BEGIN EXTRACTED MATERIAL

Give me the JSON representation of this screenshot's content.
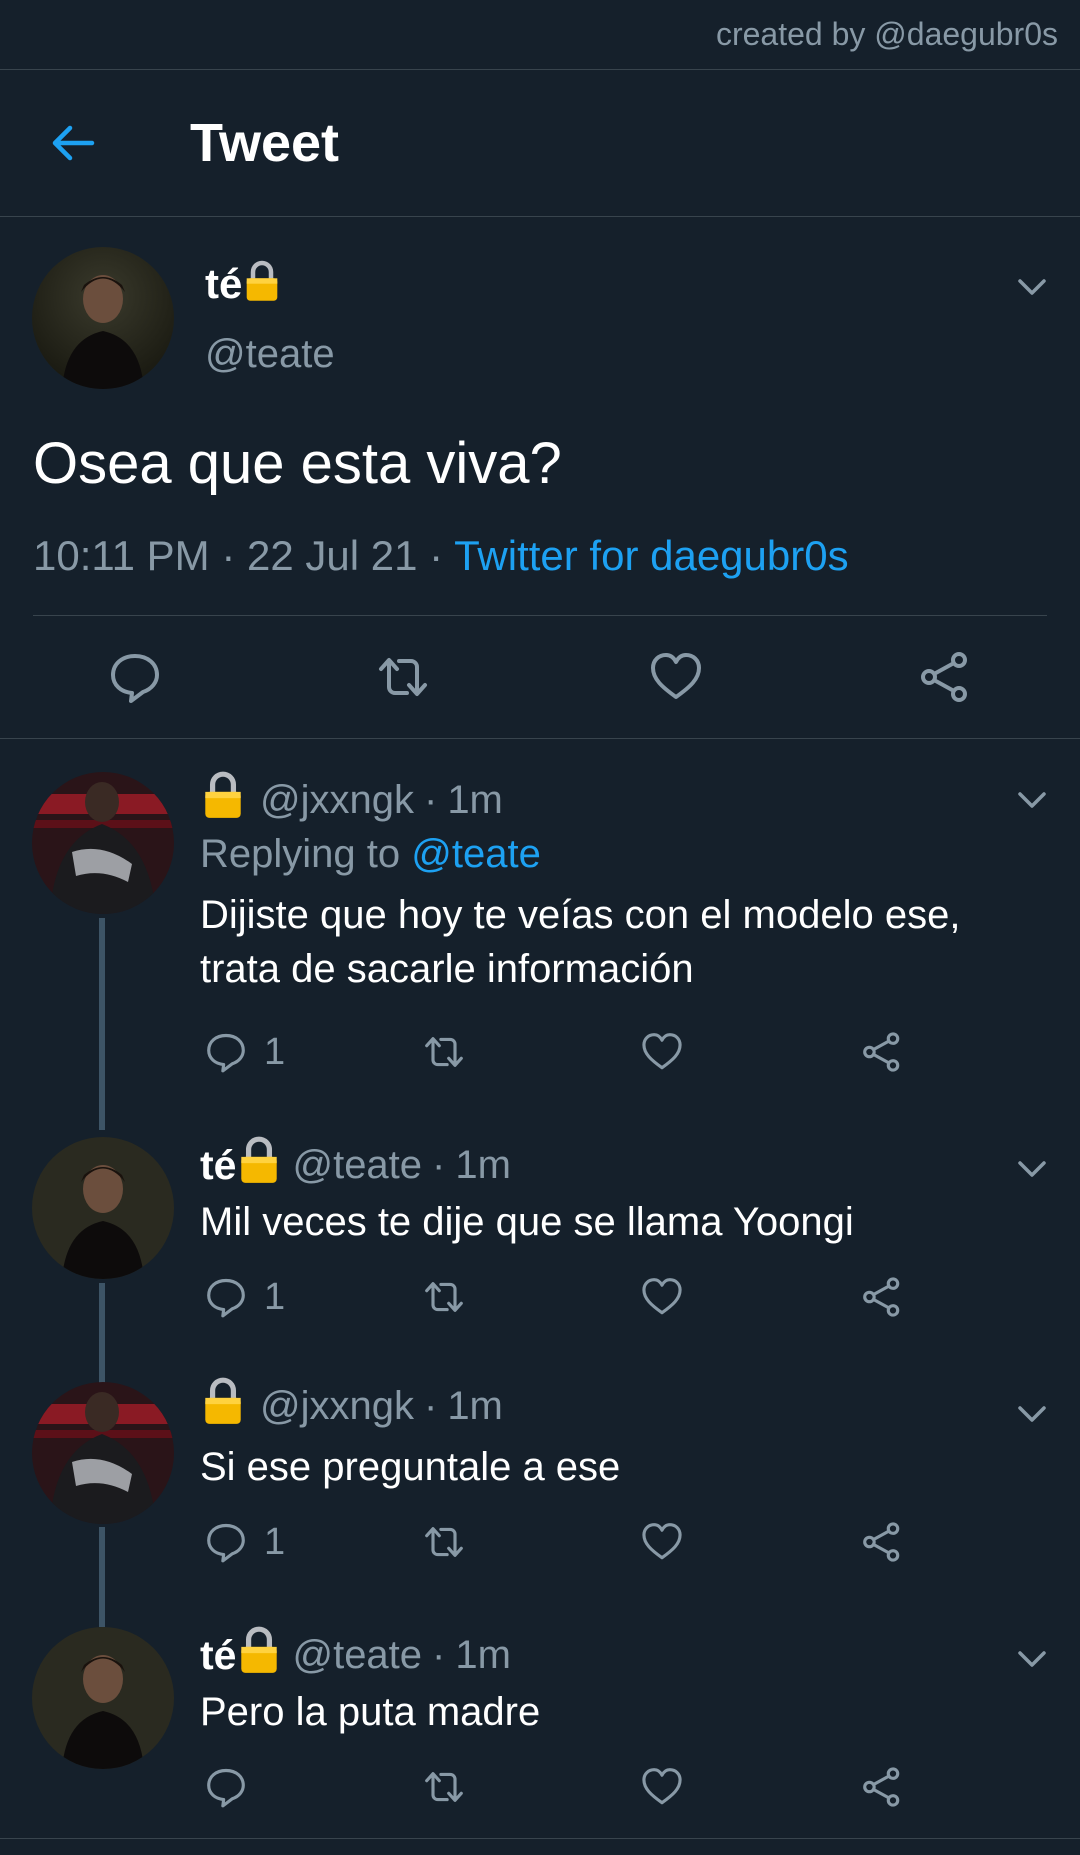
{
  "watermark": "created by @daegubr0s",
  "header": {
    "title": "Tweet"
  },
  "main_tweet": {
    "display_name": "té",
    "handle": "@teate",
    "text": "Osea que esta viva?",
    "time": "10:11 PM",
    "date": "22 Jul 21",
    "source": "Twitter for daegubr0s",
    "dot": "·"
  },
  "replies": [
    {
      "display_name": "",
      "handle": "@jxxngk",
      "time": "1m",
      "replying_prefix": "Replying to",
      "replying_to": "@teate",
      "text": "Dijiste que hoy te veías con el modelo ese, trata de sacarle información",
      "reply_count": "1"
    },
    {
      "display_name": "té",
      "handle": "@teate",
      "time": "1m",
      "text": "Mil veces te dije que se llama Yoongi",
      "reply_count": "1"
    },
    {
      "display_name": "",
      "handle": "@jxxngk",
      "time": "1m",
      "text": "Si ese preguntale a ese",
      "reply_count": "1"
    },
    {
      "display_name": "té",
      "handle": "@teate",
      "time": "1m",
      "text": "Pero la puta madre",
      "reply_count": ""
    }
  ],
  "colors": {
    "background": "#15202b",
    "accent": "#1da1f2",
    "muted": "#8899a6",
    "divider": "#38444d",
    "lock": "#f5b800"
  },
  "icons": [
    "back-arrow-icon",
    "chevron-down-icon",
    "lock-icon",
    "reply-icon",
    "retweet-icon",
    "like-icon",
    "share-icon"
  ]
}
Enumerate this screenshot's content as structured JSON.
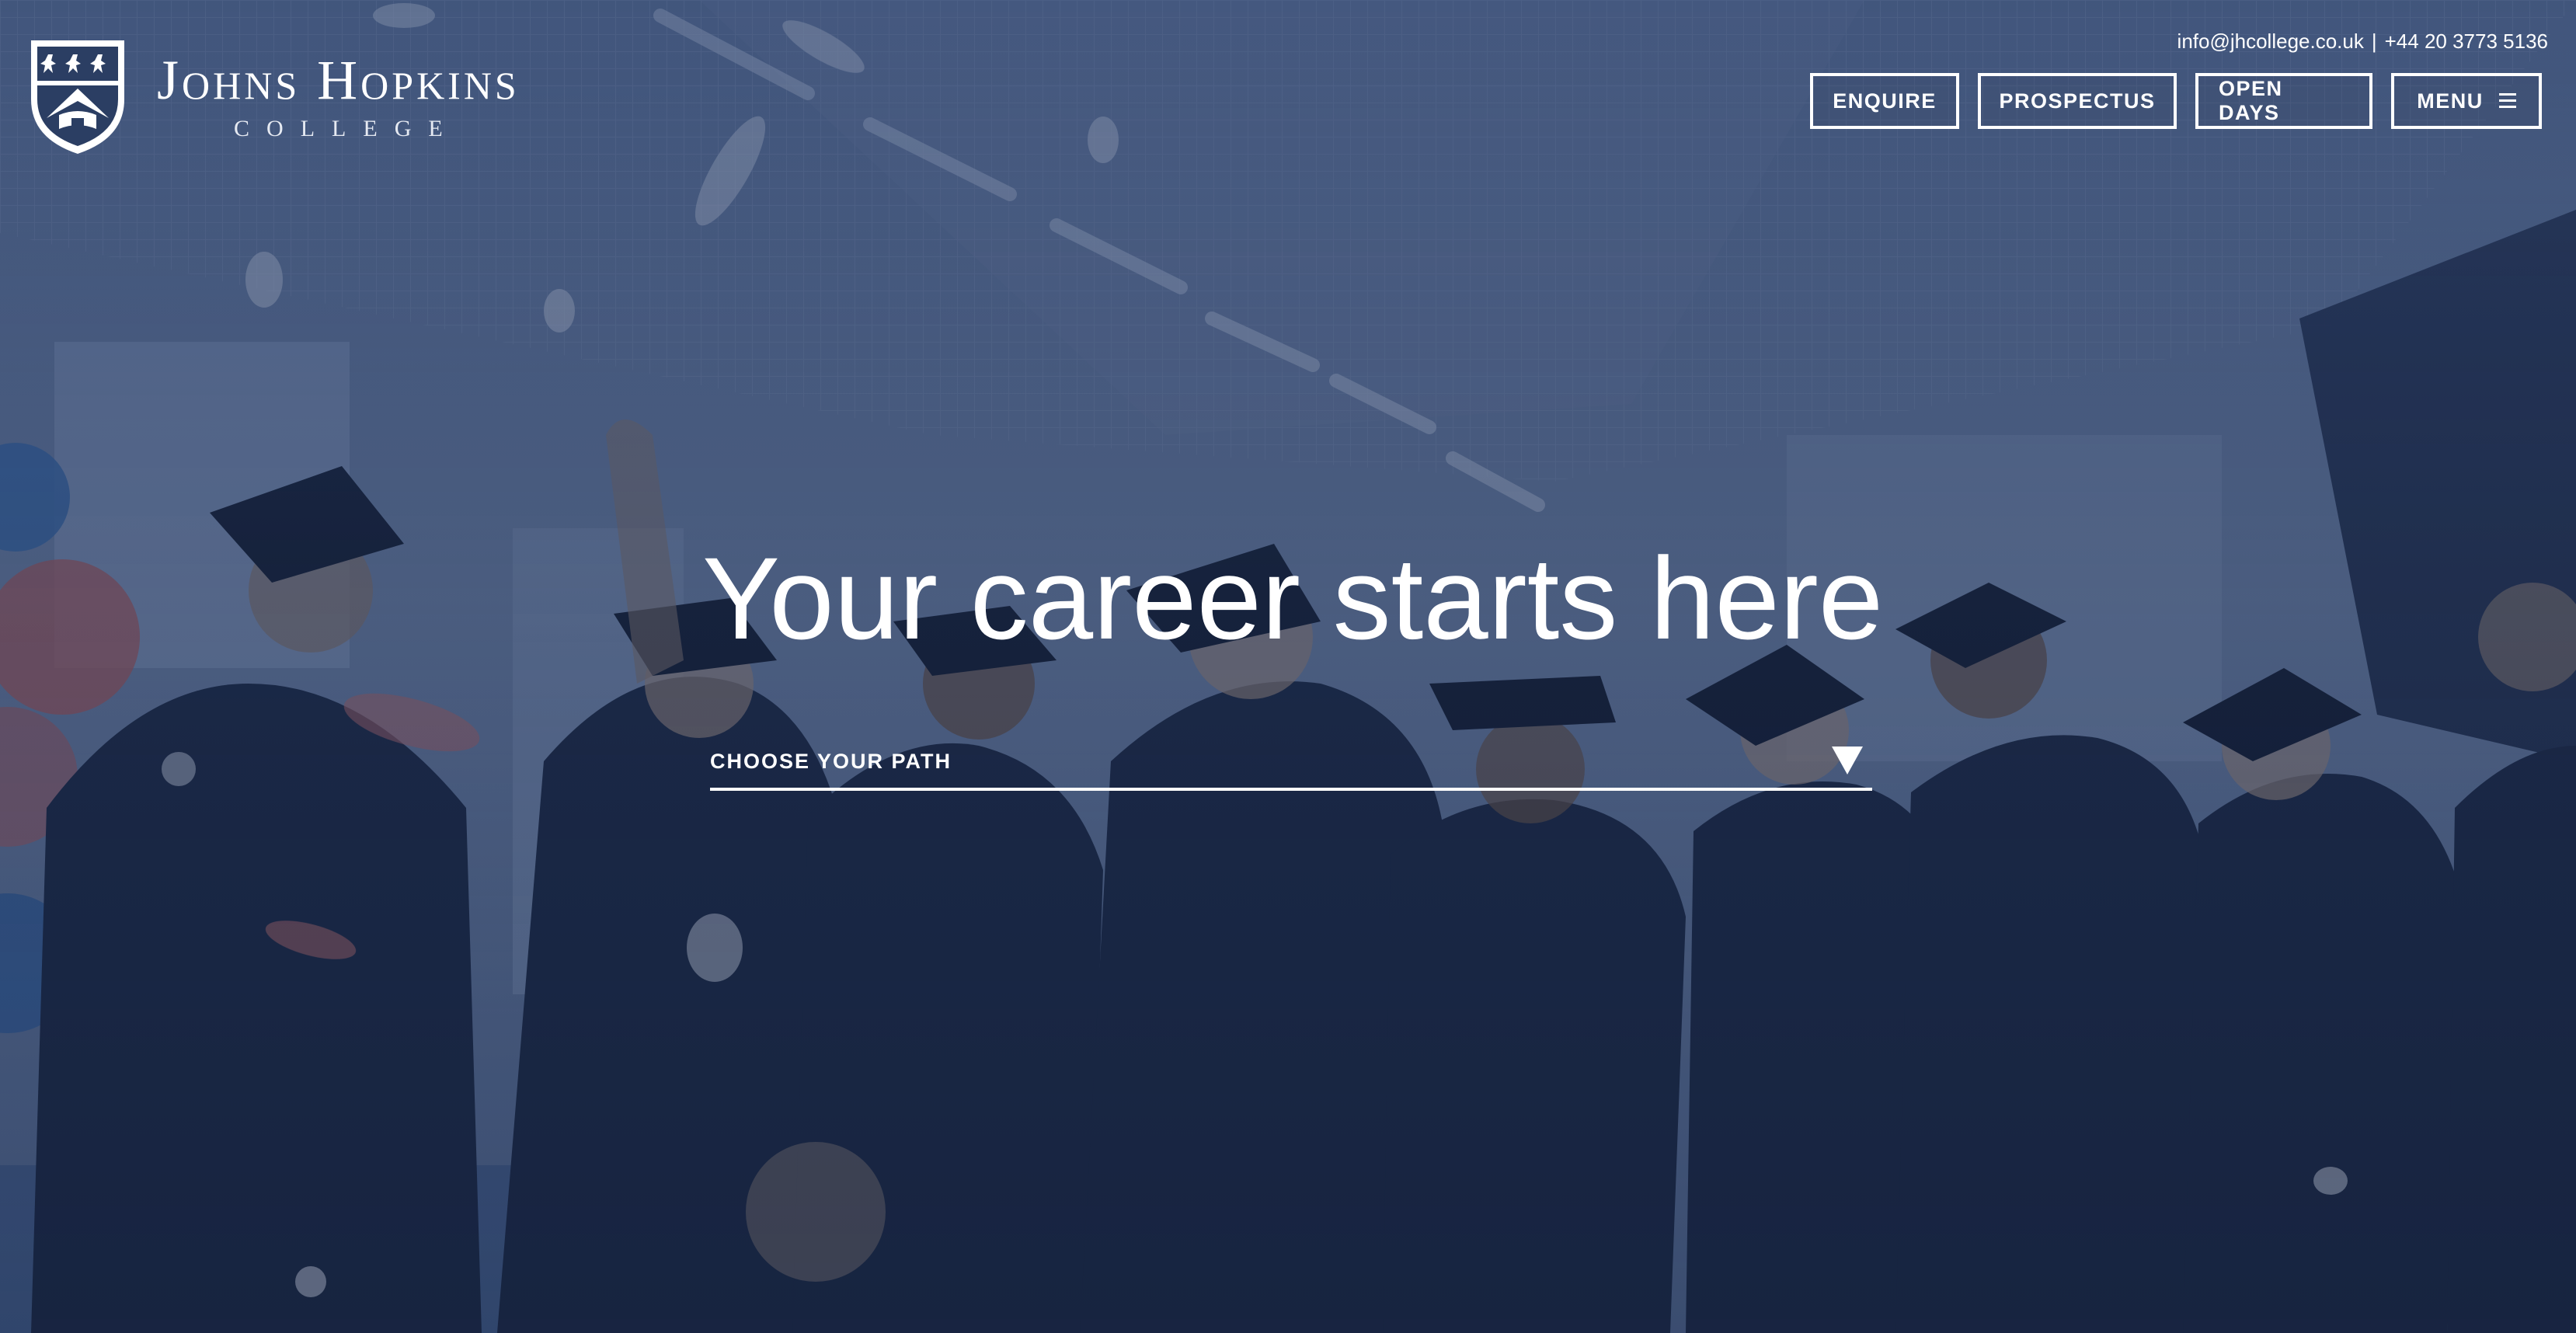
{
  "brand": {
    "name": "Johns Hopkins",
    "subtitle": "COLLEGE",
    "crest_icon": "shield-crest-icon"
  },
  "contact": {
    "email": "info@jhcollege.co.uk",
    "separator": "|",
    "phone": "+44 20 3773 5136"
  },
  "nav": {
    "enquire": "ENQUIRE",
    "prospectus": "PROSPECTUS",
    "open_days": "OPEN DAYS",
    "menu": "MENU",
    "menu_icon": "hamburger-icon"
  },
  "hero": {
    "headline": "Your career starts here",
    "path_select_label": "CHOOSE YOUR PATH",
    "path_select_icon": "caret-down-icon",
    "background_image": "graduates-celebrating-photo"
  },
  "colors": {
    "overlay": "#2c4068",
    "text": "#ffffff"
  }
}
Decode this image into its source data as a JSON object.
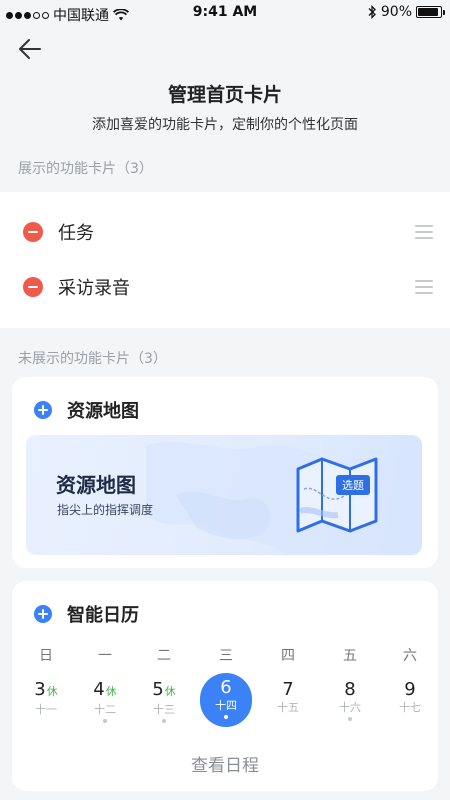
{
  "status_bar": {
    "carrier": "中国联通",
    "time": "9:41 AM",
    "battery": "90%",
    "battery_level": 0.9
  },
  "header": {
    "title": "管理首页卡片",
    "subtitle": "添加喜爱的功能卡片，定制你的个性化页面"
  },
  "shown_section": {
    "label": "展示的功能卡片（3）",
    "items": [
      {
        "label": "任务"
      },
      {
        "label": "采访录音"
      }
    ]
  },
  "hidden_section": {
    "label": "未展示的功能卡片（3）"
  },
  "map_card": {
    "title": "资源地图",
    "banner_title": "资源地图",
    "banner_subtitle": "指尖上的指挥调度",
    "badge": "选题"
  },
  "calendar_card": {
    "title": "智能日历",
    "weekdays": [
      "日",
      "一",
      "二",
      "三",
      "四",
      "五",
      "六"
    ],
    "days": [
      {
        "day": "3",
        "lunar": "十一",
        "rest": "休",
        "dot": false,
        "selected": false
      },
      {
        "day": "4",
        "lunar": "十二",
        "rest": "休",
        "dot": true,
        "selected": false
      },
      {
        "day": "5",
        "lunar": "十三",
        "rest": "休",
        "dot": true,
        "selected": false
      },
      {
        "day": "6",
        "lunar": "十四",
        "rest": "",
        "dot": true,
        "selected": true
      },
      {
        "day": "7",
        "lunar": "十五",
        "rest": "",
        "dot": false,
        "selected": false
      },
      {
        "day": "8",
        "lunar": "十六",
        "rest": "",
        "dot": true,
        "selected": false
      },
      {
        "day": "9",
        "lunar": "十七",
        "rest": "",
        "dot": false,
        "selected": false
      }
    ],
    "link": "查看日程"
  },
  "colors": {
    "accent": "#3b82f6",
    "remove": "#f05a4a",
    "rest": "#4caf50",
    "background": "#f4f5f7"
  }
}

END EXTRACTED MATERIAL

- **YOUR TASK**: Pick each line holding the word "text" out of the listing.

- **COMPLETE OUTPUT**:
    "text": "Osea que esta viva?",
      "text": "Dijiste que hoy te veías con el modelo ese, trata de sacarle información",
      "text": "Mil veces te dije que se llama Yoongi",
      "text": "Si ese preguntale a ese",
      "text": "Pero la puta madre",
    "text": "#ffffff"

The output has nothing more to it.